MATERIAL FOR THE TASK:
----------

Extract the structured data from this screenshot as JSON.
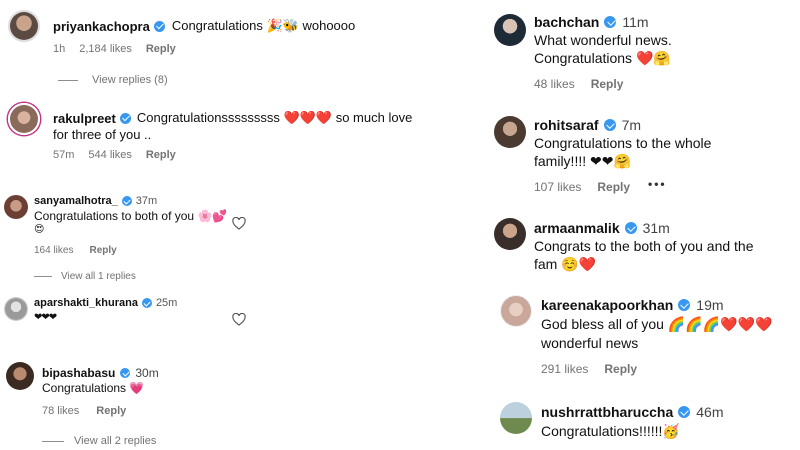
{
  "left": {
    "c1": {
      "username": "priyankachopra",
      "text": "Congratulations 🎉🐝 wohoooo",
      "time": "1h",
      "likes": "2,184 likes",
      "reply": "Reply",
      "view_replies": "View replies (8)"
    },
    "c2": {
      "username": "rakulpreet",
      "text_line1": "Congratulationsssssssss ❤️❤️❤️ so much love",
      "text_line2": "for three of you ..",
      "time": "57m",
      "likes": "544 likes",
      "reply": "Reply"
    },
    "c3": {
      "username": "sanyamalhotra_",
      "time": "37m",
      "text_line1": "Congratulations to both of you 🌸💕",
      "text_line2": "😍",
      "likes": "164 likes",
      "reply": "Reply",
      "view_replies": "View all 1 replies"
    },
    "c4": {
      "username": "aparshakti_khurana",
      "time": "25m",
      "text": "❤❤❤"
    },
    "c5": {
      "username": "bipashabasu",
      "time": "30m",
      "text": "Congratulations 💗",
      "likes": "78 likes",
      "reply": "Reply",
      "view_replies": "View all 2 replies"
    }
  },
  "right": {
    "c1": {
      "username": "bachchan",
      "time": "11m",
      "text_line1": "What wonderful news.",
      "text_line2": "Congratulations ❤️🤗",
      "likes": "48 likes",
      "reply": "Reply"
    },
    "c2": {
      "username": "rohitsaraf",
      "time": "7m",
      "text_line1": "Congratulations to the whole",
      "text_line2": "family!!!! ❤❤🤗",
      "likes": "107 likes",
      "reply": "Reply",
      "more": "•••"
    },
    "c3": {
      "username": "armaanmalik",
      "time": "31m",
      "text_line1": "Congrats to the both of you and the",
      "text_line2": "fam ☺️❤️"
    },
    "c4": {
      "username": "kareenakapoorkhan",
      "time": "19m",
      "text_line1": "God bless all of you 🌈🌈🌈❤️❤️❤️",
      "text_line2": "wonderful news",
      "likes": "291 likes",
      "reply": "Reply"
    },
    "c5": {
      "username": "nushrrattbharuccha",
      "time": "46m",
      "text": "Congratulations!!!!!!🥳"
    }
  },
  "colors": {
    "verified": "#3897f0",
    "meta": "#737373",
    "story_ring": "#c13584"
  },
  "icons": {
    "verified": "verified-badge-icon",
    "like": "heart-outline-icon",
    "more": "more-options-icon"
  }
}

----------

WORK INSTRUCTIONS:
Omit every picture, then reproduce the rest of the listing exactly.

PROBLEM SOLUTION:
Extract the structured data from this screenshot as JSON.
{
  "left": {
    "c1": {
      "username": "priyankachopra",
      "text": "Congratulations 🎉🐝 wohoooo",
      "time": "1h",
      "likes": "2,184 likes",
      "reply": "Reply",
      "view_replies": "View replies (8)"
    },
    "c2": {
      "username": "rakulpreet",
      "text_line1": "Congratulationsssssssss ❤️❤️❤️ so much love",
      "text_line2": "for three of you ..",
      "time": "57m",
      "likes": "544 likes",
      "reply": "Reply"
    },
    "c3": {
      "username": "sanyamalhotra_",
      "time": "37m",
      "text_line1": "Congratulations to both of you 🌸💕",
      "text_line2": "😍",
      "likes": "164 likes",
      "reply": "Reply",
      "view_replies": "View all 1 replies"
    },
    "c4": {
      "username": "aparshakti_khurana",
      "time": "25m",
      "text": "❤❤❤"
    },
    "c5": {
      "username": "bipashabasu",
      "time": "30m",
      "text": "Congratulations 💗",
      "likes": "78 likes",
      "reply": "Reply",
      "view_replies": "View all 2 replies"
    }
  },
  "right": {
    "c1": {
      "username": "bachchan",
      "time": "11m",
      "text_line1": "What wonderful news.",
      "text_line2": "Congratulations ❤️🤗",
      "likes": "48 likes",
      "reply": "Reply"
    },
    "c2": {
      "username": "rohitsaraf",
      "time": "7m",
      "text_line1": "Congratulations to the whole",
      "text_line2": "family!!!! ❤❤🤗",
      "likes": "107 likes",
      "reply": "Reply",
      "more": "•••"
    },
    "c3": {
      "username": "armaanmalik",
      "time": "31m",
      "text_line1": "Congrats to the both of you and the",
      "text_line2": "fam ☺️❤️"
    },
    "c4": {
      "username": "kareenakapoorkhan",
      "time": "19m",
      "text_line1": "God bless all of you 🌈🌈🌈❤️❤️❤️",
      "text_line2": "wonderful news",
      "likes": "291 likes",
      "reply": "Reply"
    },
    "c5": {
      "username": "nushrrattbharuccha",
      "time": "46m",
      "text": "Congratulations!!!!!!🥳"
    }
  },
  "colors": {
    "verified": "#3897f0",
    "meta": "#737373",
    "story_ring": "#c13584"
  },
  "icons": {
    "verified": "verified-badge-icon",
    "like": "heart-outline-icon",
    "more": "more-options-icon"
  }
}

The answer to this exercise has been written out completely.